THE PROBLEM | Look for the string "pages" in every line, and copy each line that has it.

INPUT RECORDS |
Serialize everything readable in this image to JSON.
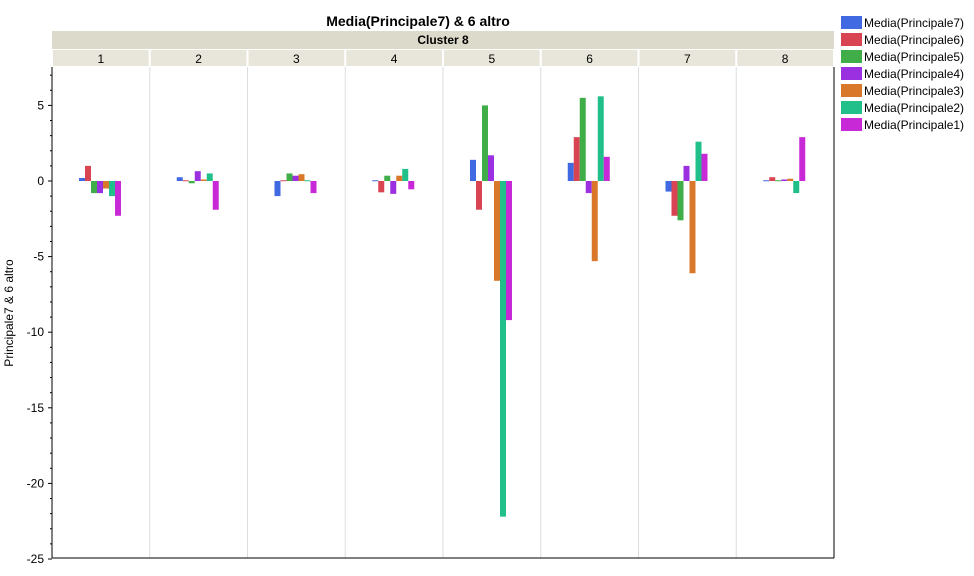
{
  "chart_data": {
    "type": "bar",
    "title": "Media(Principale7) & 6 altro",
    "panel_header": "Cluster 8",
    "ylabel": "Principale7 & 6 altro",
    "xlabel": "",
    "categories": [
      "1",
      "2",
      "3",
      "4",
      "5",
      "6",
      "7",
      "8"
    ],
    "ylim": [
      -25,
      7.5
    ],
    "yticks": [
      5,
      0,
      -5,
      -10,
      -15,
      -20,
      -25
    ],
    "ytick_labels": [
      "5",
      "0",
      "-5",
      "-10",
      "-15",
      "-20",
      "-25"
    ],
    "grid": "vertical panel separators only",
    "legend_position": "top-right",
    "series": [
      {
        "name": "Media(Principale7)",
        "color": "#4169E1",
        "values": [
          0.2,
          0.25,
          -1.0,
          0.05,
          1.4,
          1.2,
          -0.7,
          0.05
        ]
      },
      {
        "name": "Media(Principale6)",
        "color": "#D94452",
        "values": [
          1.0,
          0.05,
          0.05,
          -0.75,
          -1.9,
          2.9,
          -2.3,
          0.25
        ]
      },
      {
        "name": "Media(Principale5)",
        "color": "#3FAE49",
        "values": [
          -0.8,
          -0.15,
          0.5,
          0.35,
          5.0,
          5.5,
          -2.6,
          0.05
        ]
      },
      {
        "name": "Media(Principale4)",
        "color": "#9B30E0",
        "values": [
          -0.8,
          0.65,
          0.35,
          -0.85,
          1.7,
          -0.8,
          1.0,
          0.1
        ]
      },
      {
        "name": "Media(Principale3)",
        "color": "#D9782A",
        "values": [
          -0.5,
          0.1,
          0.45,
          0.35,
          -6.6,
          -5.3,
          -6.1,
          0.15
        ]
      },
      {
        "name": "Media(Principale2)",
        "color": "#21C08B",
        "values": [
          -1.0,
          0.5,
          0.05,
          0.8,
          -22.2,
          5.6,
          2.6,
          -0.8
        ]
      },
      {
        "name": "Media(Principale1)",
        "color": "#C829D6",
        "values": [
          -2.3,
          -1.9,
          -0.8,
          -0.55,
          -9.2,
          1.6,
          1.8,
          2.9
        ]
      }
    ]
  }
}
---
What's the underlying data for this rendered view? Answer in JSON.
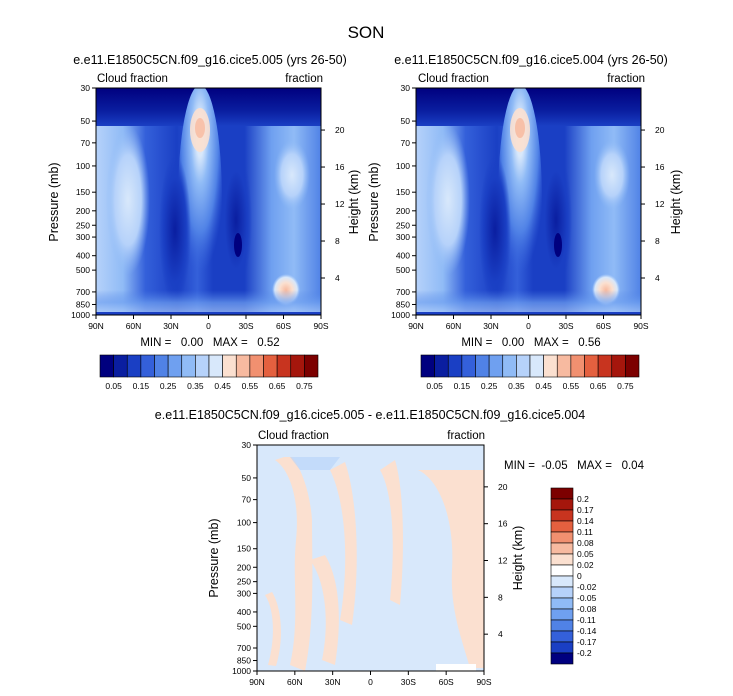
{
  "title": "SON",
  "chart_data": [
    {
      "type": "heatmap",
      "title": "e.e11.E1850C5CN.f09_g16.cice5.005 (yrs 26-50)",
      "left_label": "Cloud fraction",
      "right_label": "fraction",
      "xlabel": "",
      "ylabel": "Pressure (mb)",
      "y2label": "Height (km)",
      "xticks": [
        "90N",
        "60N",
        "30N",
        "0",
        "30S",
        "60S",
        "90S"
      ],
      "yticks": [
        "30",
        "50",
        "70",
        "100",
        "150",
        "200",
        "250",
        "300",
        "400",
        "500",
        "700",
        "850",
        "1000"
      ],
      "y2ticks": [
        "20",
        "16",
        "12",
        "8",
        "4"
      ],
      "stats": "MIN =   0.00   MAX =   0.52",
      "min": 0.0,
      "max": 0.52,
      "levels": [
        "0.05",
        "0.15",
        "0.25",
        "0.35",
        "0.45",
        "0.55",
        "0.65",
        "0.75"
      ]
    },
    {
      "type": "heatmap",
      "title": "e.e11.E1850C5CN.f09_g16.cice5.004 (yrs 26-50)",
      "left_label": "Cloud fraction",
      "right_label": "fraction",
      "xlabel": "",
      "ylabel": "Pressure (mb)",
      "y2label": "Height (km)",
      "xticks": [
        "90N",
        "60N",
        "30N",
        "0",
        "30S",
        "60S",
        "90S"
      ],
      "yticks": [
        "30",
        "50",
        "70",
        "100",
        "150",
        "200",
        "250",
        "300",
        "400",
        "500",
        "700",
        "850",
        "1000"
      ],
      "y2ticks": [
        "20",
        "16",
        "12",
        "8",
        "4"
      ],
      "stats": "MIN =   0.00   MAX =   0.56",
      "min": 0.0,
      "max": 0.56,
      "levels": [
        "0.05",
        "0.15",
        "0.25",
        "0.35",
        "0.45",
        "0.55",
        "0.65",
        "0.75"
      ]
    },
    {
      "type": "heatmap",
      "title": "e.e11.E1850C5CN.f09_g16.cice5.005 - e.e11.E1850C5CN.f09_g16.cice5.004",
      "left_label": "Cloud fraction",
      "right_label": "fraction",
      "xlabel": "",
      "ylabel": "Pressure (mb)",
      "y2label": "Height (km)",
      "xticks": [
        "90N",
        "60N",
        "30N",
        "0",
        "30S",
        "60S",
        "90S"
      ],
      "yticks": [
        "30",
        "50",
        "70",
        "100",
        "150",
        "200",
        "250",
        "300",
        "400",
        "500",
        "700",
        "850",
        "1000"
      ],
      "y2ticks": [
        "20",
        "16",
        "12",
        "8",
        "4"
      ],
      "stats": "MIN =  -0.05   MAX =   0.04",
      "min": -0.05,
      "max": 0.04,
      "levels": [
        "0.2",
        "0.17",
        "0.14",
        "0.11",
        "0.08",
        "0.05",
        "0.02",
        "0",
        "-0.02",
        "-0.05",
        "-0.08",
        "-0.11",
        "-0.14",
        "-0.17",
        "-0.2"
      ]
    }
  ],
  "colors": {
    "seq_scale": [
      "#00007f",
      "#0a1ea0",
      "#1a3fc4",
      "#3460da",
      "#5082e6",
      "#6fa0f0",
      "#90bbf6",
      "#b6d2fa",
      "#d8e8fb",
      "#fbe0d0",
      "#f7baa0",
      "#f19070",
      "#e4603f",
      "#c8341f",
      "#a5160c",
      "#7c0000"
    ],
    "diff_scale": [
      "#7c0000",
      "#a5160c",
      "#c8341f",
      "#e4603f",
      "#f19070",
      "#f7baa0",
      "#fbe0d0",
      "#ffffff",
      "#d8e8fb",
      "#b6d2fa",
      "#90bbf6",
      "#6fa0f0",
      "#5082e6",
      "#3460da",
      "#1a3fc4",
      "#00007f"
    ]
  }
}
--
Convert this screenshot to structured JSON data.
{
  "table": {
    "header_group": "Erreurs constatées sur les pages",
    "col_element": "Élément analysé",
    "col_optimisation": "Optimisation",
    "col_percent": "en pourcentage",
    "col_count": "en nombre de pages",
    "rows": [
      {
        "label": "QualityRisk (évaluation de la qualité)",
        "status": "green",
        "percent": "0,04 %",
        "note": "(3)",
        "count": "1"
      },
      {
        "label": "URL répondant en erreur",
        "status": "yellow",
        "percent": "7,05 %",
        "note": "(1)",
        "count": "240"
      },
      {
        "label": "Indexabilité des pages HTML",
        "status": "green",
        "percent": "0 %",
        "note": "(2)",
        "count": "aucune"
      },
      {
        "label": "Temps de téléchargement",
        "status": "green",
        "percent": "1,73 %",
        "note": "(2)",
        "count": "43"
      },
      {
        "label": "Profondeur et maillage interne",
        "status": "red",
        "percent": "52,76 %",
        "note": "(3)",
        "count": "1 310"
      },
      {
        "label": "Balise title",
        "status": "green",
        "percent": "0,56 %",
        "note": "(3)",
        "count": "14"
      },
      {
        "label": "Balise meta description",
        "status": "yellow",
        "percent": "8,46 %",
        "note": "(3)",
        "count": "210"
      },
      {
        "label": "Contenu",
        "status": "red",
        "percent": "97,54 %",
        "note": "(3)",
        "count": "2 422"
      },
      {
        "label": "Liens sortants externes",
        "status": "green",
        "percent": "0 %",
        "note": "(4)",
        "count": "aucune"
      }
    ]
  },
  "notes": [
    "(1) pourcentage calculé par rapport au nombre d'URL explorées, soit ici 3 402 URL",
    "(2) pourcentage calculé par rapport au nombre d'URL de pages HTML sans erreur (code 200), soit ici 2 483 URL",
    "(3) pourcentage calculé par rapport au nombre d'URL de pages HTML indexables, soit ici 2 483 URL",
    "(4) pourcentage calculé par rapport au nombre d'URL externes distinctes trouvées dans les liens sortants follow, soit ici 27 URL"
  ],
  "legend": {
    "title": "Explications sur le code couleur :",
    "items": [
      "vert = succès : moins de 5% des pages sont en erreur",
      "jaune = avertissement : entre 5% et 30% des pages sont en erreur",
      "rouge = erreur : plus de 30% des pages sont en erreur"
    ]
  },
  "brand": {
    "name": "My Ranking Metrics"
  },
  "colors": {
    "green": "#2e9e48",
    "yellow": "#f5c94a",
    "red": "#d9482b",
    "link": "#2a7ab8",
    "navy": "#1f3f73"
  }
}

RESULT BELOW |
    "header_group": "Erreurs constatées sur les pages",
    "col_count": "en nombre de pages",
        "label": "Indexabilité des pages HTML",
    "(2) pourcentage calculé par rapport au nombre d'URL de pages HTML sans erreur (code 200), soit ici 2 483 URL",
    "(3) pourcentage calculé par rapport au nombre d'URL de pages HTML indexables, soit ici 2 483 URL",
      "vert = succès : moins de 5% des pages sont en erreur",
      "jaune = avertissement : entre 5% et 30% des pages sont en erreur",
      "rouge = erreur : plus de 30% des pages sont en erreur"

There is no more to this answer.